** GIVEN INSTRUCTION **
Every line below is to be copied exactly, with the pictures left out.
start DATASET RECORDS
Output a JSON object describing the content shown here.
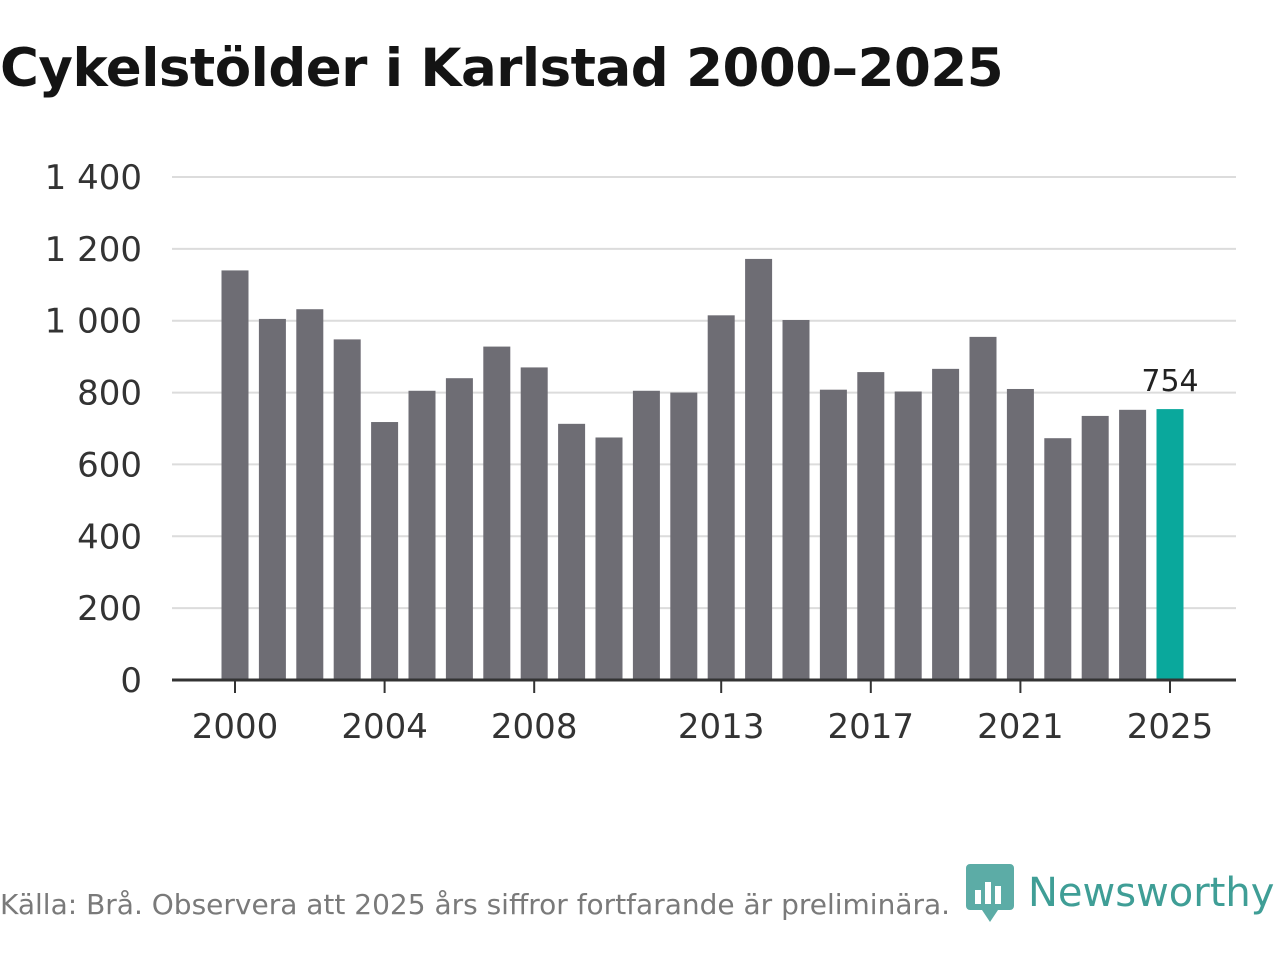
{
  "chart_data": {
    "type": "bar",
    "title": "Cykelstölder i Karlstad 2000–2025",
    "categories": [
      "2000",
      "2001",
      "2002",
      "2003",
      "2004",
      "2005",
      "2006",
      "2007",
      "2008",
      "2009",
      "2010",
      "2011",
      "2012",
      "2013",
      "2014",
      "2015",
      "2016",
      "2017",
      "2018",
      "2019",
      "2020",
      "2021",
      "2022",
      "2023",
      "2024",
      "2025"
    ],
    "values": [
      1140,
      1005,
      1032,
      948,
      718,
      805,
      840,
      928,
      870,
      713,
      675,
      805,
      800,
      1015,
      1172,
      1002,
      808,
      857,
      803,
      866,
      955,
      810,
      673,
      735,
      752,
      754
    ],
    "x_tick_labels": [
      "2000",
      "2004",
      "2008",
      "2013",
      "2017",
      "2021",
      "2025"
    ],
    "y_ticks": [
      0,
      200,
      400,
      600,
      800,
      1000,
      1200,
      1400
    ],
    "y_tick_labels": [
      "0",
      "200",
      "400",
      "600",
      "800",
      "1 000",
      "1 200",
      "1 400"
    ],
    "ylim": [
      0,
      1400
    ],
    "xlabel": "",
    "ylabel": "",
    "grid": true,
    "highlight_index": 25,
    "annotation": "754",
    "colors": {
      "bar": "#6e6d74",
      "highlight": "#0aa89c",
      "grid": "#dcdcdc",
      "axis": "#333333"
    }
  },
  "footer": {
    "source": "Källa: Brå. Observera att 2025 års siffror fortfarande är preliminära.",
    "brand": "Newsworthy",
    "brand_icon": "bar-chart-icon",
    "brand_color": "#3f9e96"
  }
}
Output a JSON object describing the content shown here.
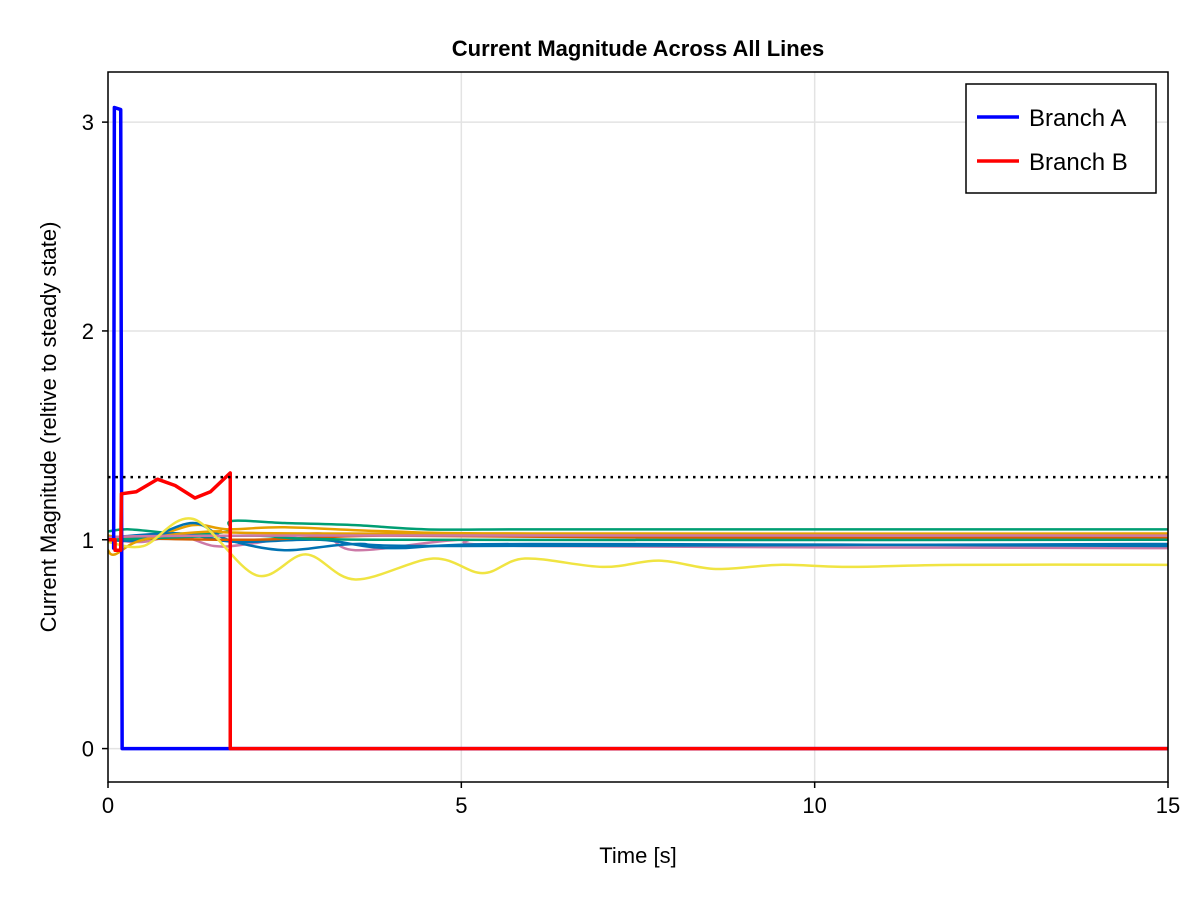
{
  "chart_data": {
    "type": "line",
    "title": "Current Magnitude Across All Lines",
    "xlabel": "Time [s]",
    "ylabel": "Current Magnitude (reltive to steady state)",
    "xlim": [
      0,
      15
    ],
    "ylim": [
      -0.16,
      3.24
    ],
    "xticks": [
      "0",
      "5",
      "10",
      "15"
    ],
    "yticks": [
      "0",
      "1",
      "2",
      "3"
    ],
    "grid": true,
    "legend_position": "top-right",
    "reference_line": {
      "y": 1.3,
      "style": "dotted",
      "color": "#000000"
    },
    "series": [
      {
        "color": "#009E73",
        "points": [
          [
            0,
            1.04
          ],
          [
            0.3,
            1.05
          ],
          [
            1,
            1.03
          ],
          [
            1.7,
            1.04
          ],
          [
            1.75,
            1.09
          ],
          [
            2.5,
            1.08
          ],
          [
            3.5,
            1.07
          ],
          [
            4.5,
            1.05
          ],
          [
            6,
            1.05
          ],
          [
            9,
            1.05
          ],
          [
            15,
            1.05
          ]
        ]
      },
      {
        "color": "#E69F00",
        "points": [
          [
            0,
            1.02
          ],
          [
            0.5,
            1.0
          ],
          [
            1.2,
            1.07
          ],
          [
            1.7,
            1.05
          ],
          [
            2.5,
            1.06
          ],
          [
            4,
            1.04
          ],
          [
            6,
            1.03
          ],
          [
            15,
            1.03
          ]
        ]
      },
      {
        "color": "#CC79A7",
        "points": [
          [
            0,
            1.0
          ],
          [
            0.5,
            0.99
          ],
          [
            1,
            1.02
          ],
          [
            1.5,
            0.97
          ],
          [
            2,
            0.98
          ],
          [
            3,
            1.03
          ],
          [
            3.5,
            0.95
          ],
          [
            5,
            1.0
          ],
          [
            6,
            0.97
          ],
          [
            15,
            0.96
          ]
        ]
      },
      {
        "color": "#0072B2",
        "points": [
          [
            0,
            1.0
          ],
          [
            0.5,
            1.0
          ],
          [
            1.2,
            1.08
          ],
          [
            1.7,
            1.0
          ],
          [
            2.5,
            0.95
          ],
          [
            3.5,
            0.98
          ],
          [
            5,
            0.97
          ],
          [
            15,
            0.98
          ]
        ]
      },
      {
        "color": "#0072B2",
        "points": [
          [
            0,
            1.01
          ],
          [
            1,
            1.03
          ],
          [
            1.8,
            0.99
          ],
          [
            3,
            1.0
          ],
          [
            4,
            0.96
          ],
          [
            6,
            0.98
          ],
          [
            15,
            0.97
          ]
        ]
      },
      {
        "color": "#D55E00",
        "points": [
          [
            0,
            1.01
          ],
          [
            2,
            1.0
          ],
          [
            4,
            1.02
          ],
          [
            8,
            1.01
          ],
          [
            15,
            1.01
          ]
        ]
      },
      {
        "color": "#009E73",
        "points": [
          [
            0,
            1.0
          ],
          [
            2,
            1.02
          ],
          [
            4,
            1.0
          ],
          [
            15,
            1.0
          ]
        ]
      },
      {
        "color": "#E69F00",
        "points": [
          [
            0,
            0.95
          ],
          [
            0.1,
            0.93
          ],
          [
            0.5,
            1.0
          ],
          [
            1.5,
            1.04
          ],
          [
            3,
            1.03
          ],
          [
            15,
            1.02
          ]
        ]
      },
      {
        "color": "#CC79A7",
        "points": [
          [
            0,
            1.01
          ],
          [
            2,
            1.02
          ],
          [
            15,
            1.02
          ]
        ]
      },
      {
        "color": "#F0E442",
        "points": [
          [
            0,
            0.99
          ],
          [
            0.5,
            0.97
          ],
          [
            1.2,
            1.1
          ],
          [
            2.1,
            0.83
          ],
          [
            2.8,
            0.93
          ],
          [
            3.5,
            0.81
          ],
          [
            4.6,
            0.91
          ],
          [
            5.3,
            0.84
          ],
          [
            5.9,
            0.91
          ],
          [
            7,
            0.87
          ],
          [
            7.8,
            0.9
          ],
          [
            8.6,
            0.86
          ],
          [
            9.5,
            0.88
          ],
          [
            10.5,
            0.87
          ],
          [
            12,
            0.88
          ],
          [
            15,
            0.88
          ]
        ]
      },
      {
        "name": "Branch A",
        "color": "#0000FF",
        "step": true,
        "points": [
          [
            0,
            1.0
          ],
          [
            0.08,
            1.0
          ],
          [
            0.08,
            0.96
          ],
          [
            0.09,
            3.07
          ],
          [
            0.18,
            3.06
          ],
          [
            0.2,
            0
          ],
          [
            15,
            0
          ]
        ]
      },
      {
        "name": "Branch B",
        "color": "#FF0000",
        "step": true,
        "points": [
          [
            0,
            1.0
          ],
          [
            0.1,
            1.0
          ],
          [
            0.1,
            0.95
          ],
          [
            0.18,
            0.95
          ],
          [
            0.19,
            1.22
          ],
          [
            0.4,
            1.23
          ],
          [
            0.7,
            1.29
          ],
          [
            0.95,
            1.26
          ],
          [
            1.23,
            1.2
          ],
          [
            1.45,
            1.23
          ],
          [
            1.73,
            1.32
          ],
          [
            1.73,
            0
          ],
          [
            15,
            0
          ]
        ]
      }
    ]
  }
}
end DATASET RECORDS
** CORRECT OUTPUT **
Output a JSON object describing the content shown here.
{
  "chart_data": {
    "type": "bar",
    "title": "Cykelstölder i Karlstad 2000–2025",
    "categories": [
      "2000",
      "2001",
      "2002",
      "2003",
      "2004",
      "2005",
      "2006",
      "2007",
      "2008",
      "2009",
      "2010",
      "2011",
      "2012",
      "2013",
      "2014",
      "2015",
      "2016",
      "2017",
      "2018",
      "2019",
      "2020",
      "2021",
      "2022",
      "2023",
      "2024",
      "2025"
    ],
    "values": [
      1140,
      1005,
      1032,
      948,
      718,
      805,
      840,
      928,
      870,
      713,
      675,
      805,
      800,
      1015,
      1172,
      1002,
      808,
      857,
      803,
      866,
      955,
      810,
      673,
      735,
      752,
      754
    ],
    "x_tick_labels": [
      "2000",
      "2004",
      "2008",
      "2013",
      "2017",
      "2021",
      "2025"
    ],
    "y_ticks": [
      0,
      200,
      400,
      600,
      800,
      1000,
      1200,
      1400
    ],
    "y_tick_labels": [
      "0",
      "200",
      "400",
      "600",
      "800",
      "1 000",
      "1 200",
      "1 400"
    ],
    "ylim": [
      0,
      1400
    ],
    "xlabel": "",
    "ylabel": "",
    "grid": true,
    "highlight_index": 25,
    "annotation": "754",
    "colors": {
      "bar": "#6e6d74",
      "highlight": "#0aa89c",
      "grid": "#dcdcdc",
      "axis": "#333333"
    }
  },
  "footer": {
    "source": "Källa: Brå. Observera att 2025 års siffror fortfarande är preliminära.",
    "brand": "Newsworthy",
    "brand_icon": "bar-chart-icon",
    "brand_color": "#3f9e96"
  }
}
Output a JSON object describing the content shown here.
{
  "chart_data": {
    "type": "line",
    "title": "Current Magnitude Across All Lines",
    "xlabel": "Time [s]",
    "ylabel": "Current Magnitude (reltive to steady state)",
    "xlim": [
      0,
      15
    ],
    "ylim": [
      -0.16,
      3.24
    ],
    "xticks": [
      "0",
      "5",
      "10",
      "15"
    ],
    "yticks": [
      "0",
      "1",
      "2",
      "3"
    ],
    "grid": true,
    "legend_position": "top-right",
    "reference_line": {
      "y": 1.3,
      "style": "dotted",
      "color": "#000000"
    },
    "series": [
      {
        "color": "#009E73",
        "points": [
          [
            0,
            1.04
          ],
          [
            0.3,
            1.05
          ],
          [
            1,
            1.03
          ],
          [
            1.7,
            1.04
          ],
          [
            1.75,
            1.09
          ],
          [
            2.5,
            1.08
          ],
          [
            3.5,
            1.07
          ],
          [
            4.5,
            1.05
          ],
          [
            6,
            1.05
          ],
          [
            9,
            1.05
          ],
          [
            15,
            1.05
          ]
        ]
      },
      {
        "color": "#E69F00",
        "points": [
          [
            0,
            1.02
          ],
          [
            0.5,
            1.0
          ],
          [
            1.2,
            1.07
          ],
          [
            1.7,
            1.05
          ],
          [
            2.5,
            1.06
          ],
          [
            4,
            1.04
          ],
          [
            6,
            1.03
          ],
          [
            15,
            1.03
          ]
        ]
      },
      {
        "color": "#CC79A7",
        "points": [
          [
            0,
            1.0
          ],
          [
            0.5,
            0.99
          ],
          [
            1,
            1.02
          ],
          [
            1.5,
            0.97
          ],
          [
            2,
            0.98
          ],
          [
            3,
            1.03
          ],
          [
            3.5,
            0.95
          ],
          [
            5,
            1.0
          ],
          [
            6,
            0.97
          ],
          [
            15,
            0.96
          ]
        ]
      },
      {
        "color": "#0072B2",
        "points": [
          [
            0,
            1.0
          ],
          [
            0.5,
            1.0
          ],
          [
            1.2,
            1.08
          ],
          [
            1.7,
            1.0
          ],
          [
            2.5,
            0.95
          ],
          [
            3.5,
            0.98
          ],
          [
            5,
            0.97
          ],
          [
            15,
            0.98
          ]
        ]
      },
      {
        "color": "#0072B2",
        "points": [
          [
            0,
            1.01
          ],
          [
            1,
            1.03
          ],
          [
            1.8,
            0.99
          ],
          [
            3,
            1.0
          ],
          [
            4,
            0.96
          ],
          [
            6,
            0.98
          ],
          [
            15,
            0.97
          ]
        ]
      },
      {
        "color": "#D55E00",
        "points": [
          [
            0,
            1.01
          ],
          [
            2,
            1.0
          ],
          [
            4,
            1.02
          ],
          [
            8,
            1.01
          ],
          [
            15,
            1.01
          ]
        ]
      },
      {
        "color": "#009E73",
        "points": [
          [
            0,
            1.0
          ],
          [
            2,
            1.02
          ],
          [
            4,
            1.0
          ],
          [
            15,
            1.0
          ]
        ]
      },
      {
        "color": "#E69F00",
        "points": [
          [
            0,
            0.95
          ],
          [
            0.1,
            0.93
          ],
          [
            0.5,
            1.0
          ],
          [
            1.5,
            1.04
          ],
          [
            3,
            1.03
          ],
          [
            15,
            1.02
          ]
        ]
      },
      {
        "color": "#CC79A7",
        "points": [
          [
            0,
            1.01
          ],
          [
            2,
            1.02
          ],
          [
            15,
            1.02
          ]
        ]
      },
      {
        "color": "#F0E442",
        "points": [
          [
            0,
            0.99
          ],
          [
            0.5,
            0.97
          ],
          [
            1.2,
            1.1
          ],
          [
            2.1,
            0.83
          ],
          [
            2.8,
            0.93
          ],
          [
            3.5,
            0.81
          ],
          [
            4.6,
            0.91
          ],
          [
            5.3,
            0.84
          ],
          [
            5.9,
            0.91
          ],
          [
            7,
            0.87
          ],
          [
            7.8,
            0.9
          ],
          [
            8.6,
            0.86
          ],
          [
            9.5,
            0.88
          ],
          [
            10.5,
            0.87
          ],
          [
            12,
            0.88
          ],
          [
            15,
            0.88
          ]
        ]
      },
      {
        "name": "Branch A",
        "color": "#0000FF",
        "step": true,
        "points": [
          [
            0,
            1.0
          ],
          [
            0.08,
            1.0
          ],
          [
            0.08,
            0.96
          ],
          [
            0.09,
            3.07
          ],
          [
            0.18,
            3.06
          ],
          [
            0.2,
            0
          ],
          [
            15,
            0
          ]
        ]
      },
      {
        "name": "Branch B",
        "color": "#FF0000",
        "step": true,
        "points": [
          [
            0,
            1.0
          ],
          [
            0.1,
            1.0
          ],
          [
            0.1,
            0.95
          ],
          [
            0.18,
            0.95
          ],
          [
            0.19,
            1.22
          ],
          [
            0.4,
            1.23
          ],
          [
            0.7,
            1.29
          ],
          [
            0.95,
            1.26
          ],
          [
            1.23,
            1.2
          ],
          [
            1.45,
            1.23
          ],
          [
            1.73,
            1.32
          ],
          [
            1.73,
            0
          ],
          [
            15,
            0
          ]
        ]
      }
    ]
  }
}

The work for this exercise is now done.